» EXERCISE OBJECTIVE
Your task is to copy the listing exactly. Drop any pictures from the copy.

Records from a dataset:
+++++
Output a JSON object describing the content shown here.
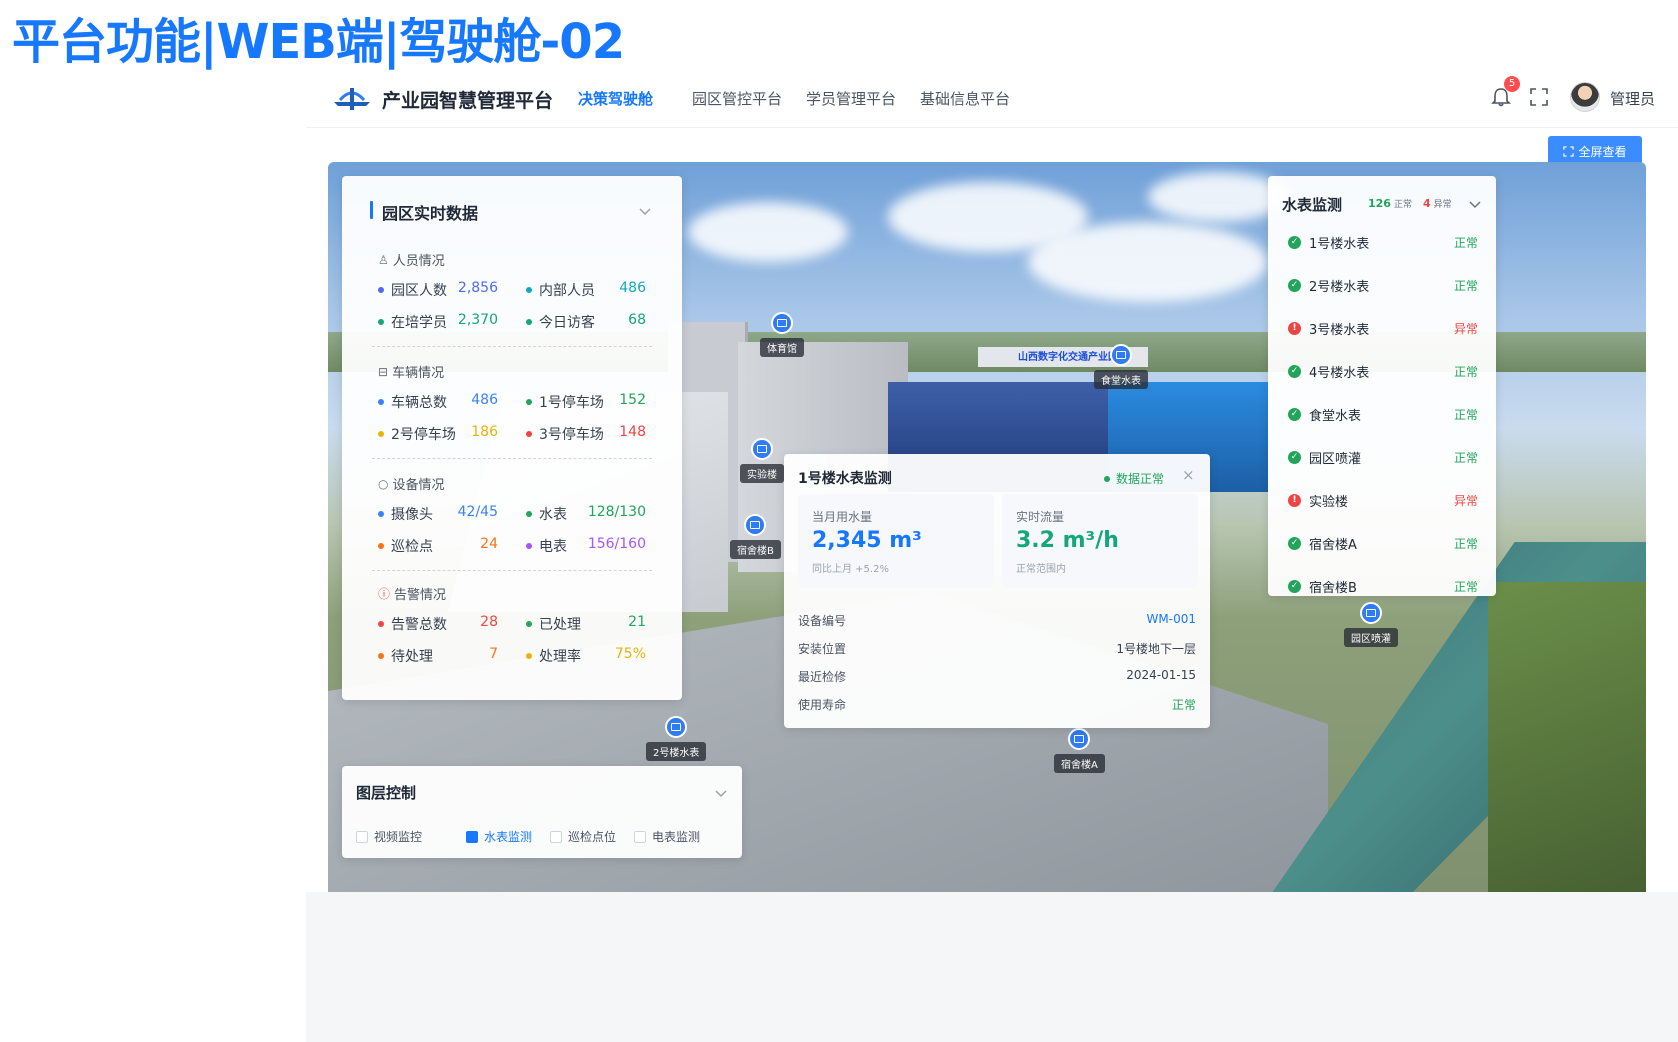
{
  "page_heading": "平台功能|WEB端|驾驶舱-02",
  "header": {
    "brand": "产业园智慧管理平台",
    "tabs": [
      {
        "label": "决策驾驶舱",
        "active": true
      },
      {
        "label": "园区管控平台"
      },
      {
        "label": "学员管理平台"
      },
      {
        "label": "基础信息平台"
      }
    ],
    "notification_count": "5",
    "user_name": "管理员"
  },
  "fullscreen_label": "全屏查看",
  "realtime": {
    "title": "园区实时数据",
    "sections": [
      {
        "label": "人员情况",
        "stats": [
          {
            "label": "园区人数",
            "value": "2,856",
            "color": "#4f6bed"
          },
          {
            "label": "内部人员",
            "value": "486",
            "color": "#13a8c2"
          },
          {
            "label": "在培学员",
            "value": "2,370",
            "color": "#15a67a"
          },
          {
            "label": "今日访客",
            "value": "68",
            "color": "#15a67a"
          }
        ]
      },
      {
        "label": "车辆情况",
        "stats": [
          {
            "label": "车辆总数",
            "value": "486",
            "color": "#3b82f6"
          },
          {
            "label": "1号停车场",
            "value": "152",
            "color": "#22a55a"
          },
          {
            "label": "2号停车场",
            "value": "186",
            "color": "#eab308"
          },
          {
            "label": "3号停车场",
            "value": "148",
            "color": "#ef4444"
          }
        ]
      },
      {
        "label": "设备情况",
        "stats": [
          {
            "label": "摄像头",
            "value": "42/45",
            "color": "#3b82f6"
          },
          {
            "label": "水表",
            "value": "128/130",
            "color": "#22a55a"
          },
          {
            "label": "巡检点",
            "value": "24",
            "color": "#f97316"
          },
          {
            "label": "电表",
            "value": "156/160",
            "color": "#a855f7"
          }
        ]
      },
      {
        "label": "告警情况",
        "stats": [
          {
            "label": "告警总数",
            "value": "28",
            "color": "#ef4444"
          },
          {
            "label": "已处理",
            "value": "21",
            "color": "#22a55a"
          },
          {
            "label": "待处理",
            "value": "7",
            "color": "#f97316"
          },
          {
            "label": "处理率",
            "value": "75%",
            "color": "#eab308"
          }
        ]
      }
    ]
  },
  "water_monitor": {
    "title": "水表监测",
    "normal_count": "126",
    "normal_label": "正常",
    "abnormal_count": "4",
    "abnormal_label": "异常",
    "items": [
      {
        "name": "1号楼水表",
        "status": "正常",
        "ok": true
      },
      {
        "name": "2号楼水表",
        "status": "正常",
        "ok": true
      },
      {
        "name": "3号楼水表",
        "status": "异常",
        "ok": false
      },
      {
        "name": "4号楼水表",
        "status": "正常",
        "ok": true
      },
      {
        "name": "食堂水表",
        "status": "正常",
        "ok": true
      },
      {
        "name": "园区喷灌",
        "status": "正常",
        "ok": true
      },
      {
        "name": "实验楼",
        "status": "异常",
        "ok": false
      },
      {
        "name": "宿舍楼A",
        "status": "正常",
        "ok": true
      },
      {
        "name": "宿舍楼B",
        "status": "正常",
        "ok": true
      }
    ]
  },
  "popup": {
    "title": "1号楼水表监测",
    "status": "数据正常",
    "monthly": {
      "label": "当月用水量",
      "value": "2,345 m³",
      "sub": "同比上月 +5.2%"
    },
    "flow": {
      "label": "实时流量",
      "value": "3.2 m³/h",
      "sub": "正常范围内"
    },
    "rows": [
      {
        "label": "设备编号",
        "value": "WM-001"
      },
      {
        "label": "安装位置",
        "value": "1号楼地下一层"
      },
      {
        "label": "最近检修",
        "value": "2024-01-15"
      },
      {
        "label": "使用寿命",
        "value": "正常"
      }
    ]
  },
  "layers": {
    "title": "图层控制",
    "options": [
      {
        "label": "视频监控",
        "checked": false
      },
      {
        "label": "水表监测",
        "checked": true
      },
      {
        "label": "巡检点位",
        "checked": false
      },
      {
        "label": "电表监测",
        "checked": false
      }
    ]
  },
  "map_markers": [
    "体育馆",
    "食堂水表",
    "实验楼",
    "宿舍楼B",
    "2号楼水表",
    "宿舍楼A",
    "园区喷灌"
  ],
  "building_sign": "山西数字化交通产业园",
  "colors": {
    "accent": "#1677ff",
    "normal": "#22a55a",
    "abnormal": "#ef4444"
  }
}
+++++
» EXPECTED ANSWER
Output a JSON object describing the content shown here.
{
  "page_heading": "平台功能|WEB端|驾驶舱-02",
  "header": {
    "brand": "产业园智慧管理平台",
    "tabs": [
      {
        "label": "决策驾驶舱",
        "active": true
      },
      {
        "label": "园区管控平台"
      },
      {
        "label": "学员管理平台"
      },
      {
        "label": "基础信息平台"
      }
    ],
    "notification_count": "5",
    "user_name": "管理员"
  },
  "fullscreen_label": "全屏查看",
  "realtime": {
    "title": "园区实时数据",
    "sections": [
      {
        "label": "人员情况",
        "stats": [
          {
            "label": "园区人数",
            "value": "2,856",
            "color": "#4f6bed"
          },
          {
            "label": "内部人员",
            "value": "486",
            "color": "#13a8c2"
          },
          {
            "label": "在培学员",
            "value": "2,370",
            "color": "#15a67a"
          },
          {
            "label": "今日访客",
            "value": "68",
            "color": "#15a67a"
          }
        ]
      },
      {
        "label": "车辆情况",
        "stats": [
          {
            "label": "车辆总数",
            "value": "486",
            "color": "#3b82f6"
          },
          {
            "label": "1号停车场",
            "value": "152",
            "color": "#22a55a"
          },
          {
            "label": "2号停车场",
            "value": "186",
            "color": "#eab308"
          },
          {
            "label": "3号停车场",
            "value": "148",
            "color": "#ef4444"
          }
        ]
      },
      {
        "label": "设备情况",
        "stats": [
          {
            "label": "摄像头",
            "value": "42/45",
            "color": "#3b82f6"
          },
          {
            "label": "水表",
            "value": "128/130",
            "color": "#22a55a"
          },
          {
            "label": "巡检点",
            "value": "24",
            "color": "#f97316"
          },
          {
            "label": "电表",
            "value": "156/160",
            "color": "#a855f7"
          }
        ]
      },
      {
        "label": "告警情况",
        "stats": [
          {
            "label": "告警总数",
            "value": "28",
            "color": "#ef4444"
          },
          {
            "label": "已处理",
            "value": "21",
            "color": "#22a55a"
          },
          {
            "label": "待处理",
            "value": "7",
            "color": "#f97316"
          },
          {
            "label": "处理率",
            "value": "75%",
            "color": "#eab308"
          }
        ]
      }
    ]
  },
  "water_monitor": {
    "title": "水表监测",
    "normal_count": "126",
    "normal_label": "正常",
    "abnormal_count": "4",
    "abnormal_label": "异常",
    "items": [
      {
        "name": "1号楼水表",
        "status": "正常",
        "ok": true
      },
      {
        "name": "2号楼水表",
        "status": "正常",
        "ok": true
      },
      {
        "name": "3号楼水表",
        "status": "异常",
        "ok": false
      },
      {
        "name": "4号楼水表",
        "status": "正常",
        "ok": true
      },
      {
        "name": "食堂水表",
        "status": "正常",
        "ok": true
      },
      {
        "name": "园区喷灌",
        "status": "正常",
        "ok": true
      },
      {
        "name": "实验楼",
        "status": "异常",
        "ok": false
      },
      {
        "name": "宿舍楼A",
        "status": "正常",
        "ok": true
      },
      {
        "name": "宿舍楼B",
        "status": "正常",
        "ok": true
      }
    ]
  },
  "popup": {
    "title": "1号楼水表监测",
    "status": "数据正常",
    "monthly": {
      "label": "当月用水量",
      "value": "2,345 m³",
      "sub": "同比上月 +5.2%"
    },
    "flow": {
      "label": "实时流量",
      "value": "3.2 m³/h",
      "sub": "正常范围内"
    },
    "rows": [
      {
        "label": "设备编号",
        "value": "WM-001"
      },
      {
        "label": "安装位置",
        "value": "1号楼地下一层"
      },
      {
        "label": "最近检修",
        "value": "2024-01-15"
      },
      {
        "label": "使用寿命",
        "value": "正常"
      }
    ]
  },
  "layers": {
    "title": "图层控制",
    "options": [
      {
        "label": "视频监控",
        "checked": false
      },
      {
        "label": "水表监测",
        "checked": true
      },
      {
        "label": "巡检点位",
        "checked": false
      },
      {
        "label": "电表监测",
        "checked": false
      }
    ]
  },
  "map_markers": [
    "体育馆",
    "食堂水表",
    "实验楼",
    "宿舍楼B",
    "2号楼水表",
    "宿舍楼A",
    "园区喷灌"
  ],
  "building_sign": "山西数字化交通产业园",
  "colors": {
    "accent": "#1677ff",
    "normal": "#22a55a",
    "abnormal": "#ef4444"
  }
}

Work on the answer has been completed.